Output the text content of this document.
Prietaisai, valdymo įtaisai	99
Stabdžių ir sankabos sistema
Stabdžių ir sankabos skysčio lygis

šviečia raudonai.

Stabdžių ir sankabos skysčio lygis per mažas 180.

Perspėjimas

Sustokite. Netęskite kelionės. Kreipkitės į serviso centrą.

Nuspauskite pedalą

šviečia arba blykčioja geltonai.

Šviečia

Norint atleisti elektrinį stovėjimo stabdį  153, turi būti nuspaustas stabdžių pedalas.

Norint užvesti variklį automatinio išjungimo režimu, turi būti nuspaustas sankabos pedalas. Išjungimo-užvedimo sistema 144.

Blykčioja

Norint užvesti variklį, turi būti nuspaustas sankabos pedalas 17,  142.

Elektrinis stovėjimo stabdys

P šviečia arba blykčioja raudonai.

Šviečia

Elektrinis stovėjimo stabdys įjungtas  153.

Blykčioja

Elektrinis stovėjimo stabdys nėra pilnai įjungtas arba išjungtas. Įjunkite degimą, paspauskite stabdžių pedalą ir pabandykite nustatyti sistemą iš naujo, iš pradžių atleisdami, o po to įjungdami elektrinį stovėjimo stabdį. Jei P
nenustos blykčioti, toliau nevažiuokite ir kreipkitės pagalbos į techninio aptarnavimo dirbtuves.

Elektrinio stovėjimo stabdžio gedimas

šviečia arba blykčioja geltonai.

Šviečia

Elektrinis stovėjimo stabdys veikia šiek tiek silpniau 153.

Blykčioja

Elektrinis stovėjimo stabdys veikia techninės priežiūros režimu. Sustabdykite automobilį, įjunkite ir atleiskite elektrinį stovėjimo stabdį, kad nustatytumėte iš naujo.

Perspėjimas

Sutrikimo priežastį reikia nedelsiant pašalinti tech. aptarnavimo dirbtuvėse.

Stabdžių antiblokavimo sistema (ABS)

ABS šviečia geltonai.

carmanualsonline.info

# Task statement
Faithfully transcribe the whole of the data.

# The output
Output the text content of this document.
Prietaisai, valdymo įtaisai	99
Stabdžių ir sankabos sistema
Stabdžių ir sankabos skysčio lygis

šviečia raudonai.

Stabdžių ir sankabos skysčio lygis per mažas 180.

Perspėjimas

Sustokite. Netęskite kelionės. Kreipkitės į serviso centrą.

Nuspauskite pedalą

šviečia arba blykčioja geltonai.

Šviečia

Norint atleisti elektrinį stovėjimo stabdį  153, turi būti nuspaustas stabdžių pedalas.

Norint užvesti variklį automatinio išjungimo režimu, turi būti nuspaustas sankabos pedalas. Išjungimo-užvedimo sistema 144.

Blykčioja

Norint užvesti variklį, turi būti nuspaustas sankabos pedalas 17,  142.

Elektrinis stovėjimo stabdys

P šviečia arba blykčioja raudonai.

Šviečia

Elektrinis stovėjimo stabdys įjungtas  153.

Blykčioja

Elektrinis stovėjimo stabdys nėra pilnai įjungtas arba išjungtas. Įjunkite degimą, paspauskite stabdžių pedalą ir pabandykite nustatyti sistemą iš naujo, iš pradžių atleisdami, o po to įjungdami elektrinį stovėjimo stabdį. Jei P
nenustos blykčioti, toliau nevažiuokite ir kreipkitės pagalbos į techninio aptarnavimo dirbtuves.

Elektrinio stovėjimo stabdžio gedimas

šviečia arba blykčioja geltonai.

Šviečia

Elektrinis stovėjimo stabdys veikia šiek tiek silpniau 153.

Blykčioja

Elektrinis stovėjimo stabdys veikia techninės priežiūros režimu. Sustabdykite automobilį, įjunkite ir atleiskite elektrinį stovėjimo stabdį, kad nustatytumėte iš naujo.

Perspėjimas

Sutrikimo priežastį reikia nedelsiant pašalinti tech. aptarnavimo dirbtuvėse.

Stabdžių antiblokavimo sistema (ABS)

ABS šviečia geltonai.

carmanualsonline.info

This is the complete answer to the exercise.